►
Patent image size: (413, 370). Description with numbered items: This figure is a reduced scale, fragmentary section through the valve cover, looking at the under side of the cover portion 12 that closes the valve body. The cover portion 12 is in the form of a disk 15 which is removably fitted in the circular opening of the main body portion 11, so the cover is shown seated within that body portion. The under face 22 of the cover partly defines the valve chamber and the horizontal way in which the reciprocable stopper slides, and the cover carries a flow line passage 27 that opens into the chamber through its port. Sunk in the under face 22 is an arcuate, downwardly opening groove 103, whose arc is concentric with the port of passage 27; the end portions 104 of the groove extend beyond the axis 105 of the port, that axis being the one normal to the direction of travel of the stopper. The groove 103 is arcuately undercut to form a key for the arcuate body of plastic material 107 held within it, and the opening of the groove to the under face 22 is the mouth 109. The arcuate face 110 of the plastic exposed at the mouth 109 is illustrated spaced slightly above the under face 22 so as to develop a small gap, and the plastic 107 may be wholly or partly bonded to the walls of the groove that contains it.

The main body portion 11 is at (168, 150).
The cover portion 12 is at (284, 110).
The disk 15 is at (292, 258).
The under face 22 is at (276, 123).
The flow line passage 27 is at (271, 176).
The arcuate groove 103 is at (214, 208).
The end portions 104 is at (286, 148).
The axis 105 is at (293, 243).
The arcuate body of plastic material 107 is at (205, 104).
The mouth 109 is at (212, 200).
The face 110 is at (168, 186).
◄
Written exercise:
Rewrite all of the lines above as a numbered list, omitting any blank lines.

The completed task:
1. Patent image size: (413, 370). Description with numbered items: This figure is a reduced scale, fragmentary section through the valve cover, looking at the under side of the cover portion 12 that closes the valve body. The cover portion 12 is in the form of a disk 15 which is removably fitted in the circular opening of the main body portion 11, so the cover is shown seated within that body portion. The under face 22 of the cover partly defines the valve chamber and the horizontal way in which the reciprocable stopper slides, and the cover carries a flow line passage 27 that opens into the chamber through its port. Sunk in the under face 22 is an arcuate, downwardly opening groove 103, whose arc is concentric with the port of passage 27; the end portions 104 of the groove extend beyond the axis 105 of the port, that axis being the one normal to the direction of travel of the stopper. The groove 103 is arcuately undercut to form a key for the arcuate body of plastic material 107 held within it, and the opening of the groove to the under face 22 is the mouth 109. The arcuate face 110 of the plastic exposed at the mouth 109 is illustrated spaced slightly above the under face 22 so as to develop a small gap, and the plastic 107 may be wholly or partly bonded to the walls of the groove that contains it.
2. The main body portion 11 is at (168, 150).
3. The cover portion 12 is at (284, 110).
4. The disk 15 is at (292, 258).
5. The under face 22 is at (276, 123).
6. The flow line passage 27 is at (271, 176).
7. The arcuate groove 103 is at (214, 208).
8. The end portions 104 is at (286, 148).
9. The axis 105 is at (293, 243).
10. The arcuate body of plastic material 107 is at (205, 104).
11. The mouth 109 is at (212, 200).
12. The face 110 is at (168, 186).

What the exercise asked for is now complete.